[Records from a data collection]
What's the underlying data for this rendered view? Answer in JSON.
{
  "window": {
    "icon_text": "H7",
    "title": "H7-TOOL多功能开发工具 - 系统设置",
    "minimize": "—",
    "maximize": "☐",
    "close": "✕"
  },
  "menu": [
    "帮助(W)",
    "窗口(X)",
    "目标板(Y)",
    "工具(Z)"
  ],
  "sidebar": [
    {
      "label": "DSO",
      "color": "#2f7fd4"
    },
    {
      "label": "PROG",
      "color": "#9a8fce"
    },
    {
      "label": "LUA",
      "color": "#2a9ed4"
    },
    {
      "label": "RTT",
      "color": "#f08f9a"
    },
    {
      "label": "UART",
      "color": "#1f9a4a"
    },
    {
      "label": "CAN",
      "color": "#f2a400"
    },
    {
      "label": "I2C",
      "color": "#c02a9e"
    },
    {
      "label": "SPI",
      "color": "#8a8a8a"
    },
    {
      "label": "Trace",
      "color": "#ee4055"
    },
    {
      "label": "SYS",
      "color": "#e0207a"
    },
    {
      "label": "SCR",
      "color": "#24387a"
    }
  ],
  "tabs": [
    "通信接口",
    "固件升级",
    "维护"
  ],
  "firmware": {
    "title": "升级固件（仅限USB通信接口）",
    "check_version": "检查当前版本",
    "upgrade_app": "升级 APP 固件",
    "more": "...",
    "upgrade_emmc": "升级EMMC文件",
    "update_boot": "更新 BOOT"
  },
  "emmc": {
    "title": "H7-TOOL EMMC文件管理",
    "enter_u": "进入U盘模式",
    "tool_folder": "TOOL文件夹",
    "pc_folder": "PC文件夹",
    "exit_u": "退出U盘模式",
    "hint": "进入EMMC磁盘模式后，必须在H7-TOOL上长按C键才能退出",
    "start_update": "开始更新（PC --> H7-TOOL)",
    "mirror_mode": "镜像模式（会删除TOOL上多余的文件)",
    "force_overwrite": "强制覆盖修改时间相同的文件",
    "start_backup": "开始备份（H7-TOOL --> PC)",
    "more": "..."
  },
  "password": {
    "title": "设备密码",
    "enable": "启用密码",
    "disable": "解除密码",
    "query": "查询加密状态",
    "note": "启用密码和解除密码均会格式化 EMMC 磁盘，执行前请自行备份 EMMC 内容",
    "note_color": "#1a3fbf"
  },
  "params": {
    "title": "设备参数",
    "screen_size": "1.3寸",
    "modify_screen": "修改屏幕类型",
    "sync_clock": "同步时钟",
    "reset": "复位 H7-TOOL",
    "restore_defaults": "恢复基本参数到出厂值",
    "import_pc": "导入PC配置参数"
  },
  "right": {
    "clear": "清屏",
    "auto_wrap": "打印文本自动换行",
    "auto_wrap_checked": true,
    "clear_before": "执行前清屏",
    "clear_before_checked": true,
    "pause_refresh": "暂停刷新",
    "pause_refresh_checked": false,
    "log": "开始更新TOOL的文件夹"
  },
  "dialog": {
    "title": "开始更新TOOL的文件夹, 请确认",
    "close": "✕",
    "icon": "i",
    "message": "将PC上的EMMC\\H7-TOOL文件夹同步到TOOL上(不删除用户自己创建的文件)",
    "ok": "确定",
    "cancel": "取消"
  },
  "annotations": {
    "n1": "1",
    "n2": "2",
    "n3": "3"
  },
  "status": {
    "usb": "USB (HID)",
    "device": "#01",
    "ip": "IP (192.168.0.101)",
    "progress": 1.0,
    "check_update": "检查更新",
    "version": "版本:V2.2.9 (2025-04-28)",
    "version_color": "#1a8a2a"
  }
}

**WHAT NEEDS TO BE DONE:** Reproduce all the data word for word.

**THE REPLY:**
What's the underlying data for this rendered view? Answer in JSON.
{
  "window": {
    "icon_text": "H7",
    "title": "H7-TOOL多功能开发工具 - 系统设置",
    "minimize": "—",
    "maximize": "☐",
    "close": "✕"
  },
  "menu": [
    "帮助(W)",
    "窗口(X)",
    "目标板(Y)",
    "工具(Z)"
  ],
  "sidebar": [
    {
      "label": "DSO",
      "color": "#2f7fd4"
    },
    {
      "label": "PROG",
      "color": "#9a8fce"
    },
    {
      "label": "LUA",
      "color": "#2a9ed4"
    },
    {
      "label": "RTT",
      "color": "#f08f9a"
    },
    {
      "label": "UART",
      "color": "#1f9a4a"
    },
    {
      "label": "CAN",
      "color": "#f2a400"
    },
    {
      "label": "I2C",
      "color": "#c02a9e"
    },
    {
      "label": "SPI",
      "color": "#8a8a8a"
    },
    {
      "label": "Trace",
      "color": "#ee4055"
    },
    {
      "label": "SYS",
      "color": "#e0207a"
    },
    {
      "label": "SCR",
      "color": "#24387a"
    }
  ],
  "tabs": [
    "通信接口",
    "固件升级",
    "维护"
  ],
  "firmware": {
    "title": "升级固件（仅限USB通信接口）",
    "check_version": "检查当前版本",
    "upgrade_app": "升级 APP 固件",
    "more": "...",
    "upgrade_emmc": "升级EMMC文件",
    "update_boot": "更新 BOOT"
  },
  "emmc": {
    "title": "H7-TOOL EMMC文件管理",
    "enter_u": "进入U盘模式",
    "tool_folder": "TOOL文件夹",
    "pc_folder": "PC文件夹",
    "exit_u": "退出U盘模式",
    "hint": "进入EMMC磁盘模式后，必须在H7-TOOL上长按C键才能退出",
    "start_update": "开始更新（PC --> H7-TOOL)",
    "mirror_mode": "镜像模式（会删除TOOL上多余的文件)",
    "force_overwrite": "强制覆盖修改时间相同的文件",
    "start_backup": "开始备份（H7-TOOL --> PC)",
    "more": "..."
  },
  "password": {
    "title": "设备密码",
    "enable": "启用密码",
    "disable": "解除密码",
    "query": "查询加密状态",
    "note": "启用密码和解除密码均会格式化 EMMC 磁盘，执行前请自行备份 EMMC 内容",
    "note_color": "#1a3fbf"
  },
  "params": {
    "title": "设备参数",
    "screen_size": "1.3寸",
    "modify_screen": "修改屏幕类型",
    "sync_clock": "同步时钟",
    "reset": "复位 H7-TOOL",
    "restore_defaults": "恢复基本参数到出厂值",
    "import_pc": "导入PC配置参数"
  },
  "right": {
    "clear": "清屏",
    "auto_wrap": "打印文本自动换行",
    "auto_wrap_checked": true,
    "clear_before": "执行前清屏",
    "clear_before_checked": true,
    "pause_refresh": "暂停刷新",
    "pause_refresh_checked": false,
    "log": "开始更新TOOL的文件夹"
  },
  "dialog": {
    "title": "开始更新TOOL的文件夹, 请确认",
    "close": "✕",
    "icon": "i",
    "message": "将PC上的EMMC\\H7-TOOL文件夹同步到TOOL上(不删除用户自己创建的文件)",
    "ok": "确定",
    "cancel": "取消"
  },
  "annotations": {
    "n1": "1",
    "n2": "2",
    "n3": "3"
  },
  "status": {
    "usb": "USB (HID)",
    "device": "#01",
    "ip": "IP (192.168.0.101)",
    "progress": 1.0,
    "check_update": "检查更新",
    "version": "版本:V2.2.9 (2025-04-28)",
    "version_color": "#1a8a2a"
  }
}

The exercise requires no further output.